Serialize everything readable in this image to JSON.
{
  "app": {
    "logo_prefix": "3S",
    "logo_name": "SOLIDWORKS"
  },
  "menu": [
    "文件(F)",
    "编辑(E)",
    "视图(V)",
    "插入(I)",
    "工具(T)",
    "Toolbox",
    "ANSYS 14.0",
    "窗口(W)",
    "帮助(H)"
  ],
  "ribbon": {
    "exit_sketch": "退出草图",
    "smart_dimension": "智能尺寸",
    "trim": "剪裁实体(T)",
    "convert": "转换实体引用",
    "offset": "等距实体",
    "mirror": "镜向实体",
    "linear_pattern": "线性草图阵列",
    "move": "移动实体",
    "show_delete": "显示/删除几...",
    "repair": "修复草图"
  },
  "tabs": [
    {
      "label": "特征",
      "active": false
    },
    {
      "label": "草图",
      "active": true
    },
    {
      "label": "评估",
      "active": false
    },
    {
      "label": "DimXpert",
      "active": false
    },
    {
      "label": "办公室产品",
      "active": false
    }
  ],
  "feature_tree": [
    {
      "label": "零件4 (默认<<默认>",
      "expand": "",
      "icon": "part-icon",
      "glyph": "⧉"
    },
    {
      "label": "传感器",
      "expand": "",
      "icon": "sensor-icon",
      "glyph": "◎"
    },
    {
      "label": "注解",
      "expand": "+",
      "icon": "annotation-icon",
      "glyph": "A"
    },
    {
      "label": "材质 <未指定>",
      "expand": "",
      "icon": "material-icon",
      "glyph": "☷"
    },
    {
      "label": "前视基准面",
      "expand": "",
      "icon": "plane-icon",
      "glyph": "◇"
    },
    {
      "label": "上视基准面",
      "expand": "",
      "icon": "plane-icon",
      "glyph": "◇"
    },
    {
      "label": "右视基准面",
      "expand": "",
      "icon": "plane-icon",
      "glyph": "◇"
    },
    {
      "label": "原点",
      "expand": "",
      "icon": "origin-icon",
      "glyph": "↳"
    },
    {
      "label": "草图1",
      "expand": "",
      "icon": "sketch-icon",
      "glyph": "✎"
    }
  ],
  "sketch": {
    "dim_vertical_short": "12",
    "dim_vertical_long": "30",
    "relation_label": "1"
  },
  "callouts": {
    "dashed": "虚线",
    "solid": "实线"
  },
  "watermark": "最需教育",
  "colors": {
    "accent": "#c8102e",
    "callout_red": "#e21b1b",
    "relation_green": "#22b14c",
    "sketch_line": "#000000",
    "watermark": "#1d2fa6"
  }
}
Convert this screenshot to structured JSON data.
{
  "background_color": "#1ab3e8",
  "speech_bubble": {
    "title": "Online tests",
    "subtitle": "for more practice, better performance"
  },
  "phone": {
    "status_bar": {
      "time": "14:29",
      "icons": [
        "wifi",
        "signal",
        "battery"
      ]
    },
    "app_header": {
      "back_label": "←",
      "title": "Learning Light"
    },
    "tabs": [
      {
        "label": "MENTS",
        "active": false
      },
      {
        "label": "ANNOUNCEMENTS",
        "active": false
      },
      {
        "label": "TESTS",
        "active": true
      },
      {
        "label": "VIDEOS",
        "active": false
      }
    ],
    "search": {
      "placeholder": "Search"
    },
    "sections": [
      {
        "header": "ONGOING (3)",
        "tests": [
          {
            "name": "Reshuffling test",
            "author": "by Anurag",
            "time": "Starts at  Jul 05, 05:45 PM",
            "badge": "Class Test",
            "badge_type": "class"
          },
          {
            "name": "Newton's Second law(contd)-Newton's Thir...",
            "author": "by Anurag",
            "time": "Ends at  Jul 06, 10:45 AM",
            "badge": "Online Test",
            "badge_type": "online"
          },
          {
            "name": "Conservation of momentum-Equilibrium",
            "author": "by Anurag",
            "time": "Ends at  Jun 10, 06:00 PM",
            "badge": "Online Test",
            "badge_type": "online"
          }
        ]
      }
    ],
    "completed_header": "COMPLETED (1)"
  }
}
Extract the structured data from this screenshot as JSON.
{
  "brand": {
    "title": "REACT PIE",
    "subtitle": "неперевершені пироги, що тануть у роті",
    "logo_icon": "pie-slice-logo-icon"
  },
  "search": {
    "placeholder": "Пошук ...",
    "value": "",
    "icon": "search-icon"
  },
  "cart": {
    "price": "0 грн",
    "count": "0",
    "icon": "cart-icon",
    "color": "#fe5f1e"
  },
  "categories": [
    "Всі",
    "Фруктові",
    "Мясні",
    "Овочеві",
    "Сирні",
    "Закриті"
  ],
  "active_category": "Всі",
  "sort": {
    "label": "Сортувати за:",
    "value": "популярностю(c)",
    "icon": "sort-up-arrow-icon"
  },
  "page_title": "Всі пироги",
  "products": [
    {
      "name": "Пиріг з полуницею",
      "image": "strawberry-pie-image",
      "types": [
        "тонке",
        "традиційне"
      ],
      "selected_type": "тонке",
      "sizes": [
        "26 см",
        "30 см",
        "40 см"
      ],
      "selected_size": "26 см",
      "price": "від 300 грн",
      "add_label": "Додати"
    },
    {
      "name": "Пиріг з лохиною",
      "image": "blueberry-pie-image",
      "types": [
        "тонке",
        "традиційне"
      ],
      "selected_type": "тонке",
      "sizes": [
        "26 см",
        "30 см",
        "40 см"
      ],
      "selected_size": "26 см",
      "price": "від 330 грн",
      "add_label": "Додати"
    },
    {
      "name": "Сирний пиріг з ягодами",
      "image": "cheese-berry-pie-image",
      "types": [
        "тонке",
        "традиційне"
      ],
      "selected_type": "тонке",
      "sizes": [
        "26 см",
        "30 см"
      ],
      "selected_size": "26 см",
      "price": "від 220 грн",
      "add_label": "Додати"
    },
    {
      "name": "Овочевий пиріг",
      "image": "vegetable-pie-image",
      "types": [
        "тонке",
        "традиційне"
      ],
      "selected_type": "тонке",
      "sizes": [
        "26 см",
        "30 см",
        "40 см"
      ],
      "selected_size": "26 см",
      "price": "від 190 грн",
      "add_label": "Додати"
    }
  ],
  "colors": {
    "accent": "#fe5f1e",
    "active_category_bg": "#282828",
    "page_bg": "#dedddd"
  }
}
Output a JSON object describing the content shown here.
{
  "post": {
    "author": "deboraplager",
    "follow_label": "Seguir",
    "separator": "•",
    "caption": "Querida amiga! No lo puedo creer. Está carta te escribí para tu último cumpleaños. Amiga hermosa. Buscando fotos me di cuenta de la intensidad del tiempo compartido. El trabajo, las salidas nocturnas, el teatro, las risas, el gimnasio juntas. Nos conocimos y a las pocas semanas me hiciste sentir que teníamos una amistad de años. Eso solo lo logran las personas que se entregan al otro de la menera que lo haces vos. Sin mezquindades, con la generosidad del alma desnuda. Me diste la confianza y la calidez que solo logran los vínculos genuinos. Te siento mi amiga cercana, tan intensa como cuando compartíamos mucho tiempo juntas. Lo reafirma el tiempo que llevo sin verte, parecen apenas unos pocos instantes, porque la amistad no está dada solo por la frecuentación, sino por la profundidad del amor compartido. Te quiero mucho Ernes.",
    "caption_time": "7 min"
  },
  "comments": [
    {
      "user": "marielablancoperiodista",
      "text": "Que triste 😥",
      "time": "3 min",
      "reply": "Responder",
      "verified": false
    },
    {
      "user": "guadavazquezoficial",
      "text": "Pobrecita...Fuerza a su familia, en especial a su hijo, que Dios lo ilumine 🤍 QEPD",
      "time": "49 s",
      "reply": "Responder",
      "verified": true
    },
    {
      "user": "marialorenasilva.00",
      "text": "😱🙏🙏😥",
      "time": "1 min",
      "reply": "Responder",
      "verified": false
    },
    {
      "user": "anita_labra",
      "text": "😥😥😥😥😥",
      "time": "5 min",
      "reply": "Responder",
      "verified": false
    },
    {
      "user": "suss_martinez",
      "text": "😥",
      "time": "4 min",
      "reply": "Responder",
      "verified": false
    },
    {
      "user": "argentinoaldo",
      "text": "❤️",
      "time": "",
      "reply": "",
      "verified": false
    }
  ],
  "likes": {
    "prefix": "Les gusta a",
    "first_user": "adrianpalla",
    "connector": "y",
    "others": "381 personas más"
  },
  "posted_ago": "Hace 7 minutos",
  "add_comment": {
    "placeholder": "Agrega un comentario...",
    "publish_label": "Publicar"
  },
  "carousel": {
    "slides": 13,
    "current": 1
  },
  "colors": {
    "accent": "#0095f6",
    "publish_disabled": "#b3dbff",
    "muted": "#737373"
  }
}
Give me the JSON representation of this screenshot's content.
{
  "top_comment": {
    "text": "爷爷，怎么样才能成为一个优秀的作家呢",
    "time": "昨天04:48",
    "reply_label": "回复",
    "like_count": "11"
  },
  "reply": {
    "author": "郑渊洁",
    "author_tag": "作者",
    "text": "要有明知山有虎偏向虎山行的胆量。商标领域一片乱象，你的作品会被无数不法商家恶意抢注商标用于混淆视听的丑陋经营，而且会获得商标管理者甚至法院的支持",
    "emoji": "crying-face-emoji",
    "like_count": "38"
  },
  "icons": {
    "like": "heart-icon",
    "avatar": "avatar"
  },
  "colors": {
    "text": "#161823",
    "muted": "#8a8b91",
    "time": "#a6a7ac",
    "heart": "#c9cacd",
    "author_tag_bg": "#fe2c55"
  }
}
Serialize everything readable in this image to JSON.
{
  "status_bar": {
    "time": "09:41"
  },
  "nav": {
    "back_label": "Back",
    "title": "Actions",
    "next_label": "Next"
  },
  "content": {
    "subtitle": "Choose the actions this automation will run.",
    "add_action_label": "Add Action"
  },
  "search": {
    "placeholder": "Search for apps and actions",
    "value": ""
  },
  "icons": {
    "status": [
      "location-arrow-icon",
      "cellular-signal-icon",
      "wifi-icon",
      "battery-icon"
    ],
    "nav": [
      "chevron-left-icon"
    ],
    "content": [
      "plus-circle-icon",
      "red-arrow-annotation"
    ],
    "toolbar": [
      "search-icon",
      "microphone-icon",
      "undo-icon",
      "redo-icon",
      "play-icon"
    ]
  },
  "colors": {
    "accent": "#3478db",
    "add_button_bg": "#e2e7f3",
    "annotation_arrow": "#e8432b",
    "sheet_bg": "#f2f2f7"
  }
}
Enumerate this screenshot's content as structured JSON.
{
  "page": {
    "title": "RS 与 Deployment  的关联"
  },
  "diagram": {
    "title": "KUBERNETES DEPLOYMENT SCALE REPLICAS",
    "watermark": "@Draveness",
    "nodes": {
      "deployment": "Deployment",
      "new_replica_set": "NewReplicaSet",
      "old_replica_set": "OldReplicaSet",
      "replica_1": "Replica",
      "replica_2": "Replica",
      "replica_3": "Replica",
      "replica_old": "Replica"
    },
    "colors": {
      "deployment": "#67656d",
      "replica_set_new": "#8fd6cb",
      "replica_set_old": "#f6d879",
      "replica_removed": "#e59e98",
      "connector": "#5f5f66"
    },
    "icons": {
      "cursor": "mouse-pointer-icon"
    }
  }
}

---+---

Task to carry out:
Looking at the records above, count the lines where the word "accent" appears. State only the number.

Written reply:
4